# Figure contents as structured data:
□ □ □ □

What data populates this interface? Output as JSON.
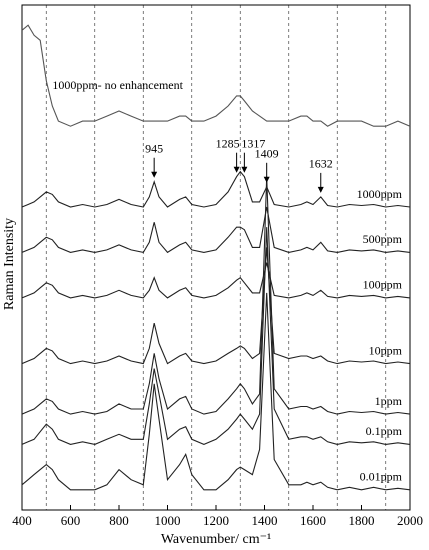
{
  "chart_data": {
    "type": "line",
    "y_label": "Raman Intensity",
    "x_label": "Wavenumber/ cm⁻¹",
    "x": [
      400,
      425,
      450,
      475,
      500,
      525,
      550,
      600,
      650,
      700,
      750,
      800,
      850,
      900,
      925,
      945,
      965,
      1000,
      1050,
      1075,
      1100,
      1150,
      1200,
      1250,
      1285,
      1300,
      1317,
      1350,
      1380,
      1409,
      1440,
      1500,
      1550,
      1575,
      1600,
      1632,
      1660,
      1700,
      1750,
      1800,
      1850,
      1900,
      1950,
      2000
    ],
    "series": [
      {
        "name": "1000ppm- no enhancement",
        "color": "#555555",
        "values": [
          95,
          96,
          94,
          93,
          85,
          80,
          77,
          76,
          77,
          77,
          78,
          79,
          78,
          77,
          77,
          77,
          77,
          77,
          78,
          78,
          77,
          77,
          78,
          80,
          82,
          82,
          81,
          79,
          78,
          77,
          77,
          77,
          78,
          78,
          77,
          77,
          76,
          77,
          77,
          77,
          76,
          76,
          77,
          76
        ]
      },
      {
        "name": "1000ppm",
        "color": "#222222",
        "values": [
          60,
          60.5,
          61,
          62,
          63,
          62.5,
          61,
          60,
          60.5,
          60,
          60.5,
          61.5,
          60.5,
          60,
          62,
          65,
          62,
          60,
          61.5,
          62,
          60.5,
          60,
          60.5,
          63,
          66,
          67,
          66,
          61,
          61,
          64,
          60.5,
          60,
          60.5,
          61,
          60.5,
          62,
          60.3,
          60,
          60.5,
          60.3,
          60.5,
          60,
          60.3,
          60
        ]
      },
      {
        "name": "500ppm",
        "color": "#222222",
        "values": [
          51,
          51.5,
          52,
          53,
          54,
          53.5,
          52,
          51,
          51.5,
          51,
          51.5,
          52.5,
          51.5,
          51,
          53,
          57,
          53,
          51,
          52.5,
          53,
          51.5,
          51,
          51.5,
          54,
          56,
          56,
          55.5,
          52,
          52,
          60,
          52,
          51,
          51.5,
          52,
          51.5,
          53,
          51.3,
          51,
          51.5,
          51.3,
          51.5,
          51,
          51.3,
          51
        ]
      },
      {
        "name": "100ppm",
        "color": "#222222",
        "values": [
          42,
          42.5,
          43,
          44,
          45,
          44.5,
          43,
          42,
          42.5,
          42,
          42.5,
          43.5,
          42.5,
          42,
          43.5,
          46,
          43.5,
          42,
          43.5,
          44,
          42.5,
          42,
          42.5,
          44,
          45.5,
          46,
          45,
          43,
          43,
          49,
          42.5,
          42,
          42.5,
          43,
          42.5,
          43.5,
          42.3,
          42,
          42.5,
          42.3,
          42.5,
          42,
          42.3,
          42
        ]
      },
      {
        "name": "10ppm",
        "color": "#222222",
        "values": [
          29,
          29.5,
          30,
          31,
          32,
          31.5,
          30,
          29,
          29.5,
          29,
          29.5,
          30.5,
          29.5,
          29,
          32,
          37,
          33,
          29,
          30.5,
          31,
          29.5,
          29,
          29.5,
          31,
          32,
          32.5,
          32,
          30,
          31,
          52,
          31,
          30,
          30.5,
          30.5,
          30,
          30.5,
          29.5,
          29,
          29.5,
          29.3,
          29.5,
          29,
          29.3,
          29
        ]
      },
      {
        "name": "1ppm",
        "color": "#222222",
        "values": [
          19,
          19.5,
          20,
          21,
          22,
          21.5,
          20,
          19,
          19.5,
          19,
          19.5,
          21,
          20,
          20,
          25,
          31,
          26,
          20,
          22,
          22.5,
          20,
          19,
          19.5,
          22,
          24,
          25,
          24,
          21,
          23,
          66,
          24,
          20,
          20.5,
          20.5,
          20,
          20.5,
          19.5,
          19,
          19.5,
          19.3,
          19.5,
          19,
          19.3,
          19
        ]
      },
      {
        "name": "0.1ppm",
        "color": "#222222",
        "values": [
          13,
          13.5,
          14,
          15.5,
          17,
          16,
          14,
          13,
          13.5,
          13,
          14,
          15,
          14,
          14,
          21,
          28,
          23,
          14,
          16,
          16.5,
          14,
          13,
          14,
          16,
          18,
          19,
          18,
          16,
          19,
          56,
          20,
          14,
          14.5,
          14.5,
          14,
          14.5,
          13.5,
          13,
          13.5,
          13.3,
          13.5,
          13,
          13.3,
          13
        ]
      },
      {
        "name": "0.01ppm",
        "color": "#222222",
        "values": [
          5,
          6,
          7,
          8,
          9,
          8,
          6,
          4,
          4,
          4,
          5,
          8,
          6,
          5,
          15,
          25,
          18,
          6,
          9,
          11,
          7,
          4,
          4,
          6,
          8,
          8.5,
          8,
          7,
          12,
          43,
          10,
          5,
          5,
          5.5,
          5,
          5.5,
          4.5,
          4,
          4.5,
          4,
          4.5,
          4,
          4.3,
          4
        ]
      }
    ],
    "annotations": [
      {
        "text": "945",
        "x": 945
      },
      {
        "text": "1285",
        "x": 1285
      },
      {
        "text": "1317",
        "x": 1317
      },
      {
        "text": "1409",
        "x": 1409
      },
      {
        "text": "1632",
        "x": 1632
      }
    ],
    "xlim": [
      400,
      2000
    ],
    "ylim": [
      0,
      100
    ],
    "xticks": [
      400,
      600,
      800,
      1000,
      1200,
      1400,
      1600,
      1800,
      2000
    ],
    "xgrid": [
      500,
      700,
      900,
      1100,
      1300,
      1500,
      1700,
      1900
    ]
  }
}
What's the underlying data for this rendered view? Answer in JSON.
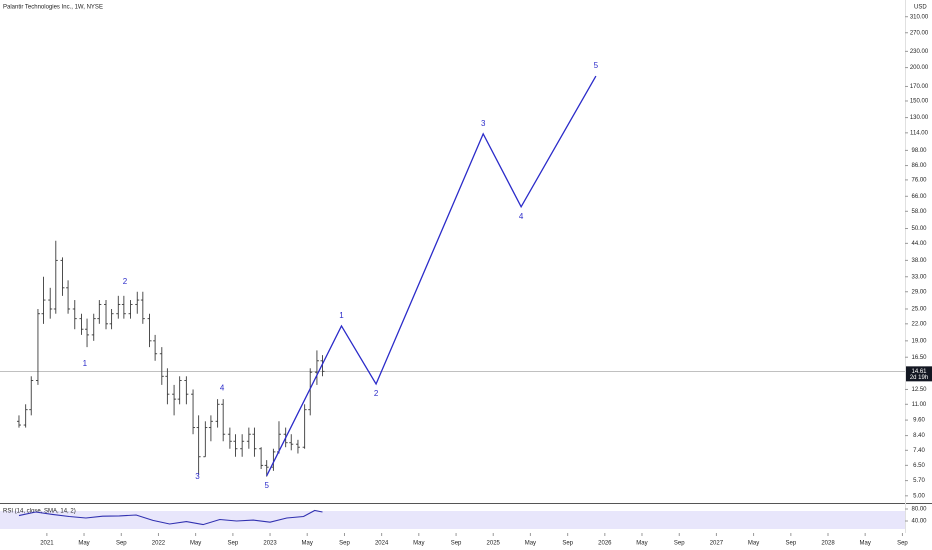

□ □ □ □

Only the number is wanted: how many lines of the material contain the word "text"?

5